Rows from a figure dataset
----

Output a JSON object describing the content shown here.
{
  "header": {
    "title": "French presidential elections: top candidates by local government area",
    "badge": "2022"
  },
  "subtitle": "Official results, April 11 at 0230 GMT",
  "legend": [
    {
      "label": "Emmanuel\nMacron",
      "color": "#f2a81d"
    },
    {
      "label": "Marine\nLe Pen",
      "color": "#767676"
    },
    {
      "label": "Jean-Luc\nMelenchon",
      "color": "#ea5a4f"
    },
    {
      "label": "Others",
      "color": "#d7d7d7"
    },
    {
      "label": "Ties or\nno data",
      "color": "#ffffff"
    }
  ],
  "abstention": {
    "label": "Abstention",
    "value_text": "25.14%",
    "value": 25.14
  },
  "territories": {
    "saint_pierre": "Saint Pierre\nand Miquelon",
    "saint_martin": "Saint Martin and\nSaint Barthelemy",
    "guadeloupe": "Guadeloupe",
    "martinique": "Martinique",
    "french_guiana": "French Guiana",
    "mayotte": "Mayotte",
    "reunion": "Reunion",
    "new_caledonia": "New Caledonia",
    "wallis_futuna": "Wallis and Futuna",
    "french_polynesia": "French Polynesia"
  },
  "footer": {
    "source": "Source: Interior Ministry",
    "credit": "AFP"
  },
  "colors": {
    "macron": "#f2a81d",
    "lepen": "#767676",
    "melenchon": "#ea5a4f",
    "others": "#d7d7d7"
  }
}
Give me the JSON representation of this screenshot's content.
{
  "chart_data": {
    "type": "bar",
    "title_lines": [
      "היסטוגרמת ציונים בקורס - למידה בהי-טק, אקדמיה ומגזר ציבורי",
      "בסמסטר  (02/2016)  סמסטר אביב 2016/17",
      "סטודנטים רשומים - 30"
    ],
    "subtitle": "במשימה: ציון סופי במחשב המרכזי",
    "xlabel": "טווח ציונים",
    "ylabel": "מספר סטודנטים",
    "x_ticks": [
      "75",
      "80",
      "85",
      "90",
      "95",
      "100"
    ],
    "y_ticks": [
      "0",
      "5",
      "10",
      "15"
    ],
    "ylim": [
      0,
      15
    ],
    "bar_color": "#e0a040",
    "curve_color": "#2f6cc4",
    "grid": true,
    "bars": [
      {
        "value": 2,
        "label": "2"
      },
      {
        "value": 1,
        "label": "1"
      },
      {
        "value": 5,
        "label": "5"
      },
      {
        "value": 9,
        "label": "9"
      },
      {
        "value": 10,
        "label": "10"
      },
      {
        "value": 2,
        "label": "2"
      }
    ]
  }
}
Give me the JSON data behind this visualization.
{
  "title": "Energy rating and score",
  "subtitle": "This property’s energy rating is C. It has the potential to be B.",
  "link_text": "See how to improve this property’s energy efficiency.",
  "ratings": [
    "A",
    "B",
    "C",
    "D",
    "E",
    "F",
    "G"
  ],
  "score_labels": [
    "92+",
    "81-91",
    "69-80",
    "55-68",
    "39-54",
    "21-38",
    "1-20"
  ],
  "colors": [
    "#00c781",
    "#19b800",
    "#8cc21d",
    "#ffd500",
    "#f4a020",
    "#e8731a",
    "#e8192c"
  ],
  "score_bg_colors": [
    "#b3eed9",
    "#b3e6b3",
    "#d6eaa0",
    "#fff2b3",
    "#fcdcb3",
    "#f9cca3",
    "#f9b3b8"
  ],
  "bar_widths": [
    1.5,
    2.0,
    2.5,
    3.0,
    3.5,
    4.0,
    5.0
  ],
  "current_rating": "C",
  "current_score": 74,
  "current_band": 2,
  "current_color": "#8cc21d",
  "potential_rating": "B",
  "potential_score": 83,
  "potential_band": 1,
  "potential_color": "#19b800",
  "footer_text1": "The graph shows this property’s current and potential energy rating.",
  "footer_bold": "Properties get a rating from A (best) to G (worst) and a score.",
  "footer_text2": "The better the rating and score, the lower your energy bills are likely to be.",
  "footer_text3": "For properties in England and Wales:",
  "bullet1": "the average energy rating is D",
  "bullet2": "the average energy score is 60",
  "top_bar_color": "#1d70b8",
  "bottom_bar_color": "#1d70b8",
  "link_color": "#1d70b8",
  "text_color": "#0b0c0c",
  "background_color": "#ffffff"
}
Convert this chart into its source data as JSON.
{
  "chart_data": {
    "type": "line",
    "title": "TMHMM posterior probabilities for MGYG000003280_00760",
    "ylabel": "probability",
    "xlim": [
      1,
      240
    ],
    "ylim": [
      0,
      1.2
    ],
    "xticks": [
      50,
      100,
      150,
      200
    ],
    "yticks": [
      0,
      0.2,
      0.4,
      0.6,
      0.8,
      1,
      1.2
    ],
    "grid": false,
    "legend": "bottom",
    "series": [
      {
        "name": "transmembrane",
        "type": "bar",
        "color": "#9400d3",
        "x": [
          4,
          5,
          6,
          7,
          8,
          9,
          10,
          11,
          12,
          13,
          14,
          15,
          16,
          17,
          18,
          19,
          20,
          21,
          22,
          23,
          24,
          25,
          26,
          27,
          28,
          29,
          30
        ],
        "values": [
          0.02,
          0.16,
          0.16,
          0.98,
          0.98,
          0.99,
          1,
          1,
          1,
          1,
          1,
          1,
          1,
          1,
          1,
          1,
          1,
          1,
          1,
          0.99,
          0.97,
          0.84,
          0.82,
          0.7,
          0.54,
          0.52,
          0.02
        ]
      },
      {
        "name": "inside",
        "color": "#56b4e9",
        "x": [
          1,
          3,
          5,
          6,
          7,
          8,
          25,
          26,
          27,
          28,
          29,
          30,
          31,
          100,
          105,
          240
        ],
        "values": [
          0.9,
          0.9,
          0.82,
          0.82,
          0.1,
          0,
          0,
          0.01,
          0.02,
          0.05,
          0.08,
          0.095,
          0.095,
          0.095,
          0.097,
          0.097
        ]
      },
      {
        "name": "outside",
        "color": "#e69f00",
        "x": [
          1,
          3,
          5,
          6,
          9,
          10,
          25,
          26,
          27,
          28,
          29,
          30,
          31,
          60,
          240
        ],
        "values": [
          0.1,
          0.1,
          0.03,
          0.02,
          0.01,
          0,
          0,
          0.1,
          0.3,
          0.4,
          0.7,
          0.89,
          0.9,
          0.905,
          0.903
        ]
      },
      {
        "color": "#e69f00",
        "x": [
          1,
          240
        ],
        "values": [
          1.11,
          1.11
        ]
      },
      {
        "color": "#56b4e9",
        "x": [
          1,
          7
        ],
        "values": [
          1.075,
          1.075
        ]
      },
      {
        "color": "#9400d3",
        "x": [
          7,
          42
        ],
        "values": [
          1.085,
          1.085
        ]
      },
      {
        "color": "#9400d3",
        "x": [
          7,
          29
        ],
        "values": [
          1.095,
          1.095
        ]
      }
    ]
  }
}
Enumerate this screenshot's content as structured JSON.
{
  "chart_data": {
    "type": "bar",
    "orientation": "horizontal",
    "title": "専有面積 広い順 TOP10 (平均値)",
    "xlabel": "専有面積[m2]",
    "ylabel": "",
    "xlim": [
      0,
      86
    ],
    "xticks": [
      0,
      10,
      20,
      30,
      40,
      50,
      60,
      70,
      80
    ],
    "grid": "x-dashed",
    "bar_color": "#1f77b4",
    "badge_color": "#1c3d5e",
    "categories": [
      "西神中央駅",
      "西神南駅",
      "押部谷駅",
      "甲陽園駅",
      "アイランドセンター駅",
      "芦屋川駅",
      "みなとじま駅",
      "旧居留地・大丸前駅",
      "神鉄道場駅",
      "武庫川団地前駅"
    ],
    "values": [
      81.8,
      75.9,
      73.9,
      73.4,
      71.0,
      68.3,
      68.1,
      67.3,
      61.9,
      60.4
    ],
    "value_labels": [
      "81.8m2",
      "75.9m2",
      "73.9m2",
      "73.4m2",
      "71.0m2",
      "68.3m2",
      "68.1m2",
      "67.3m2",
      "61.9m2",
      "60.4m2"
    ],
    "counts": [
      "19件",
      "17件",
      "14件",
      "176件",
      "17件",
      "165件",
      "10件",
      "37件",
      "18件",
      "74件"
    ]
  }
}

----

The request - Beginning with the line that contains "Enumerate this screenshot's", quote each line exactly through the last line of the entries above, and nothing beyond them.

Output -
Enumerate this screenshot's content as structured JSON.
{
  "chart_data": {
    "type": "bar",
    "orientation": "horizontal",
    "title": "専有面積 広い順 TOP10 (平均値)",
    "xlabel": "専有面積[m2]",
    "ylabel": "",
    "xlim": [
      0,
      86
    ],
    "xticks": [
      0,
      10,
      20,
      30,
      40,
      50,
      60,
      70,
      80
    ],
    "grid": "x-dashed",
    "bar_color": "#1f77b4",
    "badge_color": "#1c3d5e",
    "categories": [
      "西神中央駅",
      "西神南駅",
      "押部谷駅",
      "甲陽園駅",
      "アイランドセンター駅",
      "芦屋川駅",
      "みなとじま駅",
      "旧居留地・大丸前駅",
      "神鉄道場駅",
      "武庫川団地前駅"
    ],
    "values": [
      81.8,
      75.9,
      73.9,
      73.4,
      71.0,
      68.3,
      68.1,
      67.3,
      61.9,
      60.4
    ],
    "value_labels": [
      "81.8m2",
      "75.9m2",
      "73.9m2",
      "73.4m2",
      "71.0m2",
      "68.3m2",
      "68.1m2",
      "67.3m2",
      "61.9m2",
      "60.4m2"
    ],
    "counts": [
      "19件",
      "17件",
      "14件",
      "176件",
      "17件",
      "165件",
      "10件",
      "37件",
      "18件",
      "74件"
    ]
  }
}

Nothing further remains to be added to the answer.